## Start RECORDS PROVIDED
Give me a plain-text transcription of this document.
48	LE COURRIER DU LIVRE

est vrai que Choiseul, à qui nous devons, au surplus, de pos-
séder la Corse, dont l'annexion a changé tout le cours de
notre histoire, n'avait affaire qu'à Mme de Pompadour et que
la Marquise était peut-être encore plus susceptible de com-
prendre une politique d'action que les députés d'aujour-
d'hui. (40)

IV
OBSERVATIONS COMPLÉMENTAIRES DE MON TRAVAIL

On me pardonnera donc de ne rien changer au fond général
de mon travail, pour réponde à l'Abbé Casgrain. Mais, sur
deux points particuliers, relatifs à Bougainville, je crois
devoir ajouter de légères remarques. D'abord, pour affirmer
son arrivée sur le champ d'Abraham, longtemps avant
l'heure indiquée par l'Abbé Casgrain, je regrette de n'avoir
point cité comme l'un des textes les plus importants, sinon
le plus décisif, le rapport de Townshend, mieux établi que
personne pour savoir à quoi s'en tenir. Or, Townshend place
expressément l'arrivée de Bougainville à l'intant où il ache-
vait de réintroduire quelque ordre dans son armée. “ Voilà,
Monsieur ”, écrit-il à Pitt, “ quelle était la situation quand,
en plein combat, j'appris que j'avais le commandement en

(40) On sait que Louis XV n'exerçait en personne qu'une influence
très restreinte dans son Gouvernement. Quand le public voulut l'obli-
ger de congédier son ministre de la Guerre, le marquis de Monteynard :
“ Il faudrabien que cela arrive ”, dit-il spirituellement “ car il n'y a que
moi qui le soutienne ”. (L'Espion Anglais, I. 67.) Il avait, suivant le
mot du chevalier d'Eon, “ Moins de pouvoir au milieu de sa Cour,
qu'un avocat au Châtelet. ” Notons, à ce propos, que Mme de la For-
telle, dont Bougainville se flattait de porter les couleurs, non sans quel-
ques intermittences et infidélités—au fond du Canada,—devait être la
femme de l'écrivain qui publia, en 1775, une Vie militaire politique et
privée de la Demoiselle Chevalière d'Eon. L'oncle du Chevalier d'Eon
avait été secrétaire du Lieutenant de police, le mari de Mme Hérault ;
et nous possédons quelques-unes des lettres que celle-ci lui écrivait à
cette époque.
## End RECORDS PROVIDED
## [PROBLEM]
In the records above, find each line holding "politique" and copy it.

## [SOLUTION FOR THIS EXERCISE]
prendre une politique d'action que les députés d'aujour-
femme de l'écrivain qui publia, en 1775, une Vie militaire politique et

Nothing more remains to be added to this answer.